Stored data:
--
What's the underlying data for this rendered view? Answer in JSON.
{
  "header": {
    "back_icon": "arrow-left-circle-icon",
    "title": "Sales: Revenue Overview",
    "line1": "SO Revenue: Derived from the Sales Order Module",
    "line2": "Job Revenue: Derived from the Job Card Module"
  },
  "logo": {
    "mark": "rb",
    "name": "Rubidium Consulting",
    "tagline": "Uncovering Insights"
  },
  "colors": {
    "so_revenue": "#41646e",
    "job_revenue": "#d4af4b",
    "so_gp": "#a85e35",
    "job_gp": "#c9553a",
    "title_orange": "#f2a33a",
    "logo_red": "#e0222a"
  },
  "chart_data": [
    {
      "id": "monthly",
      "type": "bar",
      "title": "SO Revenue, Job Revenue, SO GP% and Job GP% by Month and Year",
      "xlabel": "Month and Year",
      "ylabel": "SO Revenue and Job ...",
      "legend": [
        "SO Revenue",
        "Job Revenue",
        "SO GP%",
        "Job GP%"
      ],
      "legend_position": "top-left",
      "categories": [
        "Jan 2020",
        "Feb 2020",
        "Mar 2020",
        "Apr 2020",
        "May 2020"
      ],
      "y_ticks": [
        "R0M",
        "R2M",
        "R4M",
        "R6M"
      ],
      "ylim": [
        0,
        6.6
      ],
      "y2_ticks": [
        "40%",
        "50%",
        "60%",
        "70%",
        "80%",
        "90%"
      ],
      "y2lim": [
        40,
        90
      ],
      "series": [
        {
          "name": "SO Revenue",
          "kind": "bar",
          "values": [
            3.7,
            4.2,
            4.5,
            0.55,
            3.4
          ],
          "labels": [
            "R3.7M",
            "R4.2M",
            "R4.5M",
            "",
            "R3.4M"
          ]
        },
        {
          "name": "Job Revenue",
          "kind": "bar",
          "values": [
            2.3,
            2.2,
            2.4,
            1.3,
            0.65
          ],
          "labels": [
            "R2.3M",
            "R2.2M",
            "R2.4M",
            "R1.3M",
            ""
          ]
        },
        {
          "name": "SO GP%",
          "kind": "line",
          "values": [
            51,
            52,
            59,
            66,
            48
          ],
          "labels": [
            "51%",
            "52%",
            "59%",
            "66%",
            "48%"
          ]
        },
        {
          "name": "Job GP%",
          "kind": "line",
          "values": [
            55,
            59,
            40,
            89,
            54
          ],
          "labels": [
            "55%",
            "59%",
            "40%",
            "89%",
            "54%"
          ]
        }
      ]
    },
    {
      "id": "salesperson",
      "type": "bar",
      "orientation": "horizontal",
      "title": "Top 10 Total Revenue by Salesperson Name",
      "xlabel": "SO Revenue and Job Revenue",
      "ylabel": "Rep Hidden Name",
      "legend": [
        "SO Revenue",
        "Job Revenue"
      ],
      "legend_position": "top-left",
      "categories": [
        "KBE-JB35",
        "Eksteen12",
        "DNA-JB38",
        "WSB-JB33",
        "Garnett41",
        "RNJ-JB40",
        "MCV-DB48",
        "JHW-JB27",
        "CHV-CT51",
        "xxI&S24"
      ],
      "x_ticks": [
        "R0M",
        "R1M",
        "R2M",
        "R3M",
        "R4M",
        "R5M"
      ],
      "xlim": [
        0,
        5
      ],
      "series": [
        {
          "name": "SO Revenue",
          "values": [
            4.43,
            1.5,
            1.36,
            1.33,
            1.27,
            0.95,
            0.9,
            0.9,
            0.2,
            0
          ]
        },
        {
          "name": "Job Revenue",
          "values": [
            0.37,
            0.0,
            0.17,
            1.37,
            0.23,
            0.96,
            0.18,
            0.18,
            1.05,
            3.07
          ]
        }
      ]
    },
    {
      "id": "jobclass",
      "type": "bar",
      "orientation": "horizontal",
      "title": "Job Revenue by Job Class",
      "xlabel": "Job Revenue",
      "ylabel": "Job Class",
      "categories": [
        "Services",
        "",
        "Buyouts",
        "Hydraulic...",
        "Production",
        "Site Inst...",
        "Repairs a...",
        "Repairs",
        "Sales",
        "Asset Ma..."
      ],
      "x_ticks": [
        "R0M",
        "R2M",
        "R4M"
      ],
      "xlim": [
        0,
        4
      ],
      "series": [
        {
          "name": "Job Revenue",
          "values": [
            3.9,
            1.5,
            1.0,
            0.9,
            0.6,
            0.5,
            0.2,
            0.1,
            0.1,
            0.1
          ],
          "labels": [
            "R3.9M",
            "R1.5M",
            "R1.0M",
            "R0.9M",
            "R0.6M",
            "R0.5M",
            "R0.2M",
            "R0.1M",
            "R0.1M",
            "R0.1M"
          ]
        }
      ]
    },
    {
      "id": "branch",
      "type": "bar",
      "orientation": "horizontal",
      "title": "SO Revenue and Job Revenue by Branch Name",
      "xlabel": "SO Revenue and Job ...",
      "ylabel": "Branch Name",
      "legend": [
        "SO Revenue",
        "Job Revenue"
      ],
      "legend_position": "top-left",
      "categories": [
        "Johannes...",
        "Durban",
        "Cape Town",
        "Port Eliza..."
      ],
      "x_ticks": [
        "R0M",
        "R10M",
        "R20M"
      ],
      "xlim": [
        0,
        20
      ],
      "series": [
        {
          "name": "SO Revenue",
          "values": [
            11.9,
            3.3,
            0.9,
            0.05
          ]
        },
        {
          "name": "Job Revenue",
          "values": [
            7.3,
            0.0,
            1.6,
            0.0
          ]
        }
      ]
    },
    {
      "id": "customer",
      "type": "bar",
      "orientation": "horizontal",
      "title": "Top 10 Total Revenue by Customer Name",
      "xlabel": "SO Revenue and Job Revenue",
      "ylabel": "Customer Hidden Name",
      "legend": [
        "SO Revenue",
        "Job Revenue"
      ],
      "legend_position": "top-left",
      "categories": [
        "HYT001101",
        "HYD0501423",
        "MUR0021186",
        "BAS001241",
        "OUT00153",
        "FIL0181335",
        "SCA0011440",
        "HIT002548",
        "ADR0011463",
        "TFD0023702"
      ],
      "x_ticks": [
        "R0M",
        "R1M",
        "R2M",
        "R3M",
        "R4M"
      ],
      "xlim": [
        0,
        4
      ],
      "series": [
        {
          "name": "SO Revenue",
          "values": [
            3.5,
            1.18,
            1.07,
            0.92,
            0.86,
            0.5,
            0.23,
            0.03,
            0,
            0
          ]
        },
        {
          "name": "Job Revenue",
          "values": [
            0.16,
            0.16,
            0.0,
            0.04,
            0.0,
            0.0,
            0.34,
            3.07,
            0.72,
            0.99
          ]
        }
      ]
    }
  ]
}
--
### Task to complete
Please set down each line of the records exactly as given.

### Answer to this problem
What's the underlying data for this rendered view? Answer in JSON.
{
  "header": {
    "back_icon": "arrow-left-circle-icon",
    "title": "Sales: Revenue Overview",
    "line1": "SO Revenue: Derived from the Sales Order Module",
    "line2": "Job Revenue: Derived from the Job Card Module"
  },
  "logo": {
    "mark": "rb",
    "name": "Rubidium Consulting",
    "tagline": "Uncovering Insights"
  },
  "colors": {
    "so_revenue": "#41646e",
    "job_revenue": "#d4af4b",
    "so_gp": "#a85e35",
    "job_gp": "#c9553a",
    "title_orange": "#f2a33a",
    "logo_red": "#e0222a"
  },
  "chart_data": [
    {
      "id": "monthly",
      "type": "bar",
      "title": "SO Revenue, Job Revenue, SO GP% and Job GP% by Month and Year",
      "xlabel": "Month and Year",
      "ylabel": "SO Revenue and Job ...",
      "legend": [
        "SO Revenue",
        "Job Revenue",
        "SO GP%",
        "Job GP%"
      ],
      "legend_position": "top-left",
      "categories": [
        "Jan 2020",
        "Feb 2020",
        "Mar 2020",
        "Apr 2020",
        "May 2020"
      ],
      "y_ticks": [
        "R0M",
        "R2M",
        "R4M",
        "R6M"
      ],
      "ylim": [
        0,
        6.6
      ],
      "y2_ticks": [
        "40%",
        "50%",
        "60%",
        "70%",
        "80%",
        "90%"
      ],
      "y2lim": [
        40,
        90
      ],
      "series": [
        {
          "name": "SO Revenue",
          "kind": "bar",
          "values": [
            3.7,
            4.2,
            4.5,
            0.55,
            3.4
          ],
          "labels": [
            "R3.7M",
            "R4.2M",
            "R4.5M",
            "",
            "R3.4M"
          ]
        },
        {
          "name": "Job Revenue",
          "kind": "bar",
          "values": [
            2.3,
            2.2,
            2.4,
            1.3,
            0.65
          ],
          "labels": [
            "R2.3M",
            "R2.2M",
            "R2.4M",
            "R1.3M",
            ""
          ]
        },
        {
          "name": "SO GP%",
          "kind": "line",
          "values": [
            51,
            52,
            59,
            66,
            48
          ],
          "labels": [
            "51%",
            "52%",
            "59%",
            "66%",
            "48%"
          ]
        },
        {
          "name": "Job GP%",
          "kind": "line",
          "values": [
            55,
            59,
            40,
            89,
            54
          ],
          "labels": [
            "55%",
            "59%",
            "40%",
            "89%",
            "54%"
          ]
        }
      ]
    },
    {
      "id": "salesperson",
      "type": "bar",
      "orientation": "horizontal",
      "title": "Top 10 Total Revenue by Salesperson Name",
      "xlabel": "SO Revenue and Job Revenue",
      "ylabel": "Rep Hidden Name",
      "legend": [
        "SO Revenue",
        "Job Revenue"
      ],
      "legend_position": "top-left",
      "categories": [
        "KBE-JB35",
        "Eksteen12",
        "DNA-JB38",
        "WSB-JB33",
        "Garnett41",
        "RNJ-JB40",
        "MCV-DB48",
        "JHW-JB27",
        "CHV-CT51",
        "xxI&S24"
      ],
      "x_ticks": [
        "R0M",
        "R1M",
        "R2M",
        "R3M",
        "R4M",
        "R5M"
      ],
      "xlim": [
        0,
        5
      ],
      "series": [
        {
          "name": "SO Revenue",
          "values": [
            4.43,
            1.5,
            1.36,
            1.33,
            1.27,
            0.95,
            0.9,
            0.9,
            0.2,
            0
          ]
        },
        {
          "name": "Job Revenue",
          "values": [
            0.37,
            0.0,
            0.17,
            1.37,
            0.23,
            0.96,
            0.18,
            0.18,
            1.05,
            3.07
          ]
        }
      ]
    },
    {
      "id": "jobclass",
      "type": "bar",
      "orientation": "horizontal",
      "title": "Job Revenue by Job Class",
      "xlabel": "Job Revenue",
      "ylabel": "Job Class",
      "categories": [
        "Services",
        "",
        "Buyouts",
        "Hydraulic...",
        "Production",
        "Site Inst...",
        "Repairs a...",
        "Repairs",
        "Sales",
        "Asset Ma..."
      ],
      "x_ticks": [
        "R0M",
        "R2M",
        "R4M"
      ],
      "xlim": [
        0,
        4
      ],
      "series": [
        {
          "name": "Job Revenue",
          "values": [
            3.9,
            1.5,
            1.0,
            0.9,
            0.6,
            0.5,
            0.2,
            0.1,
            0.1,
            0.1
          ],
          "labels": [
            "R3.9M",
            "R1.5M",
            "R1.0M",
            "R0.9M",
            "R0.6M",
            "R0.5M",
            "R0.2M",
            "R0.1M",
            "R0.1M",
            "R0.1M"
          ]
        }
      ]
    },
    {
      "id": "branch",
      "type": "bar",
      "orientation": "horizontal",
      "title": "SO Revenue and Job Revenue by Branch Name",
      "xlabel": "SO Revenue and Job ...",
      "ylabel": "Branch Name",
      "legend": [
        "SO Revenue",
        "Job Revenue"
      ],
      "legend_position": "top-left",
      "categories": [
        "Johannes...",
        "Durban",
        "Cape Town",
        "Port Eliza..."
      ],
      "x_ticks": [
        "R0M",
        "R10M",
        "R20M"
      ],
      "xlim": [
        0,
        20
      ],
      "series": [
        {
          "name": "SO Revenue",
          "values": [
            11.9,
            3.3,
            0.9,
            0.05
          ]
        },
        {
          "name": "Job Revenue",
          "values": [
            7.3,
            0.0,
            1.6,
            0.0
          ]
        }
      ]
    },
    {
      "id": "customer",
      "type": "bar",
      "orientation": "horizontal",
      "title": "Top 10 Total Revenue by Customer Name",
      "xlabel": "SO Revenue and Job Revenue",
      "ylabel": "Customer Hidden Name",
      "legend": [
        "SO Revenue",
        "Job Revenue"
      ],
      "legend_position": "top-left",
      "categories": [
        "HYT001101",
        "HYD0501423",
        "MUR0021186",
        "BAS001241",
        "OUT00153",
        "FIL0181335",
        "SCA0011440",
        "HIT002548",
        "ADR0011463",
        "TFD0023702"
      ],
      "x_ticks": [
        "R0M",
        "R1M",
        "R2M",
        "R3M",
        "R4M"
      ],
      "xlim": [
        0,
        4
      ],
      "series": [
        {
          "name": "SO Revenue",
          "values": [
            3.5,
            1.18,
            1.07,
            0.92,
            0.86,
            0.5,
            0.23,
            0.03,
            0,
            0
          ]
        },
        {
          "name": "Job Revenue",
          "values": [
            0.16,
            0.16,
            0.0,
            0.04,
            0.0,
            0.0,
            0.34,
            3.07,
            0.72,
            0.99
          ]
        }
      ]
    }
  ]
}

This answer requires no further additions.